● **Directions for this task**
Search the material for the word "plain" and copy each line that holds it.

● **Stored records**

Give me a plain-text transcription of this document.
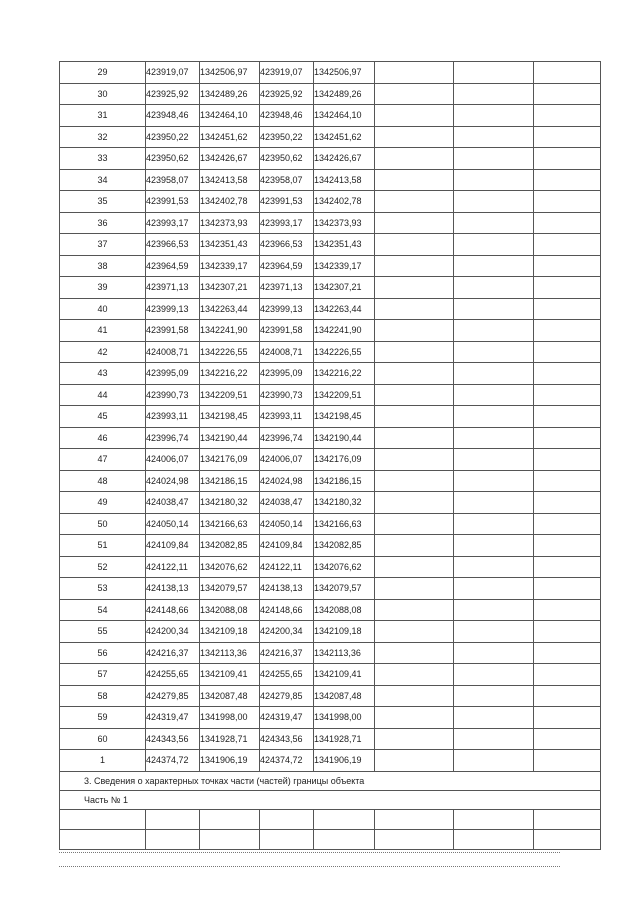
29	423919,07	1342506,97	423919,07	1342506,97			
30	423925,92	1342489,26	423925,92	1342489,26			
31	423948,46	1342464,10	423948,46	1342464,10			
32	423950,22	1342451,62	423950,22	1342451,62			
33	423950,62	1342426,67	423950,62	1342426,67			
34	423958,07	1342413,58	423958,07	1342413,58			
35	423991,53	1342402,78	423991,53	1342402,78			
36	423993,17	1342373,93	423993,17	1342373,93			
37	423966,53	1342351,43	423966,53	1342351,43			
38	423964,59	1342339,17	423964,59	1342339,17			
39	423971,13	1342307,21	423971,13	1342307,21			
40	423999,13	1342263,44	423999,13	1342263,44			
41	423991,58	1342241,90	423991,58	1342241,90			
42	424008,71	1342226,55	424008,71	1342226,55			
43	423995,09	1342216,22	423995,09	1342216,22			
44	423990,73	1342209,51	423990,73	1342209,51			
45	423993,11	1342198,45	423993,11	1342198,45			
46	423996,74	1342190,44	423996,74	1342190,44			
47	424006,07	1342176,09	424006,07	1342176,09			
48	424024,98	1342186,15	424024,98	1342186,15			
49	424038,47	1342180,32	424038,47	1342180,32			
50	424050,14	1342166,63	424050,14	1342166,63			
51	424109,84	1342082,85	424109,84	1342082,85			
52	424122,11	1342076,62	424122,11	1342076,62			
53	424138,13	1342079,57	424138,13	1342079,57			
54	424148,66	1342088,08	424148,66	1342088,08			
55	424200,34	1342109,18	424200,34	1342109,18			
56	424216,37	1342113,36	424216,37	1342113,36			
57	424255,65	1342109,41	424255,65	1342109,41			
58	424279,85	1342087,48	424279,85	1342087,48			
59	424319,47	1341998,00	424319,47	1341998,00			
60	424343,56	1341928,71	424343,56	1341928,71			
1	424374,72	1341906,19	424374,72	1341906,19			
3. Сведения о характерных точках части (частей) границы объекта							
Часть № 1							
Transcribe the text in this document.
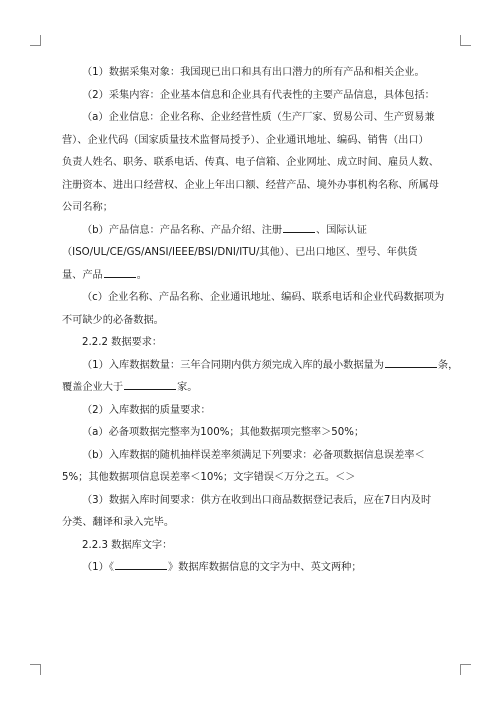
（1）数据采集对象：我国现已出口和具有出口潜力的所有产品和相关企业。
（2）采集内容：企业基本信息和企业具有代表性的主要产品信息，具体包括：
（a）企业信息：企业名称、企业经营性质（生产厂家、贸易公司、生产贸易兼
营）、企业代码（国家质量技术监督局授予）、企业通讯地址、编码、销售（出口）
负责人姓名、职务、联系电话、传真、电子信箱、企业网址、成立时间、雇员人数、
注册资本、进出口经营权、企业上年出口额、经营产品、境外办事机构名称、所属母
公司名称；
（b）产品信息：产品名称、产品介绍、注册	、国际认证
（ISO/UL/CE/GS/ANSI/IEEE/BSI/DNI/ITU/其他）、已出口地区、型号、年供货
量、产品	。
（c）企业名称、产品名称、企业通讯地址、编码、联系电话和企业代码数据项为
不可缺少的必备数据。
2.2.2 数据要求：
（1）入库数据数量：三年合同期内供方须完成入库的最小数据量为	条，
覆盖企业大于	家。
（2）入库数据的质量要求：
（a）必备项数据完整率为100%；其他数据项完整率＞50%；
（b）入库数据的随机抽样误差率须满足下列要求：必备项数据信息误差率＜
5%；其他数据项信息误差率＜10%；文字错误＜万分之五。＜＞
（3）数据入库时间要求：供方在收到出口商品数据登记表后，应在7日内及时
分类、翻译和录入完毕。
2.2.3 数据库文字：
（1）《	》数据库数据信息的文字为中、英文两种；
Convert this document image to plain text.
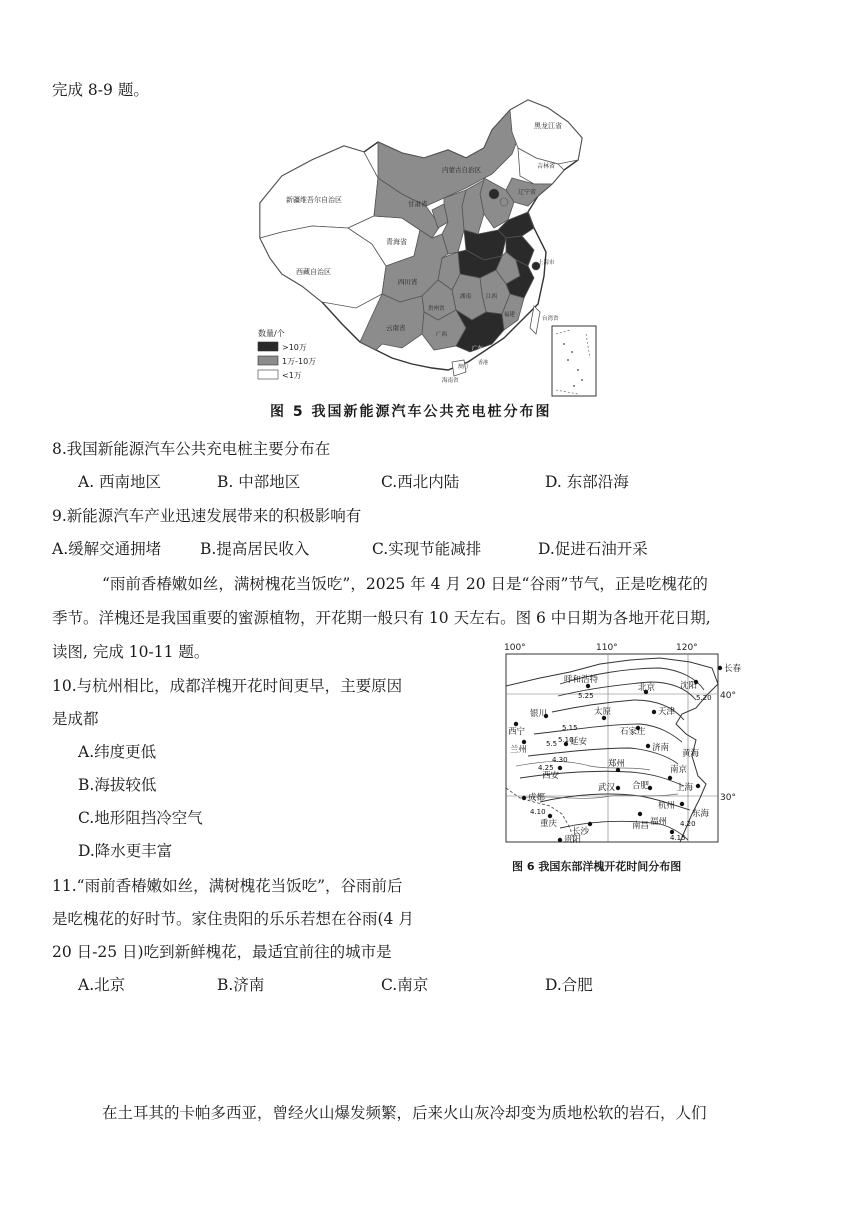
完成 8-9 题。
黑龙江省
吉林省
辽宁省
内蒙古自治区
新疆维吾尔自治区
西藏自治区
青海省
甘肃省
四川省
云南省
贵州省
广西
湖南	江西
福建
上海市
广东
海南省
台湾省
香港
澳门
数量/个
>10万
1万-10万
<1万
图 5 我国新能源汽车公共充电桩分布图
8.我国新能源汽车公共充电桩主要分布在
A. 西南地区	B. 中部地区	C.西北内陆	D. 东部沿海
9.新能源汽车产业迅速发展带来的积极影响有
A.缓解交通拥堵	B.提高居民收入	C.实现节能减排	D.促进石油开采
“雨前香椿嫩如丝，满树槐花当饭吃”，2025 年 4 月 20 日是“谷雨”节气，正是吃槐花的
季节。洋槐还是我国重要的蜜源植物，开花期一般只有 10 天左右。图 6 中日期为各地开花日期,
读图, 完成 10-11 题。
10.与杭州相比，成都洋槐开花时间更早，主要原因
是成都
A.纬度更低
B.海拔较低
C.地形阻挡冷空气
D.降水更丰富
11.“雨前香椿嫩如丝，满树槐花当饭吃”，谷雨前后
是吃槐花的好时节。家住贵阳的乐乐若想在谷雨(4 月
20 日-25 日)吃到新鲜槐花，最适宜前往的城市是
A.北京	B.济南	C.南京	D.合肥
100°	110°	120°
40°
30°
长春
沈阳
呼和浩特
北京
天津
银川	太原
石家庄
西宁
兰州
延安
济南
西安
郑州
武汉 合肥
南京
上海
杭州
成都
重庆
长沙
南昌 福州
贵阳
黄海
东海
5.25	5.20
5.15
5.10
5.5
4.30
4.25
4.20
4.15
4.10
图 6 我国东部洋槐开花时间分布图
在土耳其的卡帕多西亚，曾经火山爆发频繁，后来火山灰冷却变为质地松软的岩石，人们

● **Reply**
Give me a plain-text transcription of this document.
Convert this document image to plain text.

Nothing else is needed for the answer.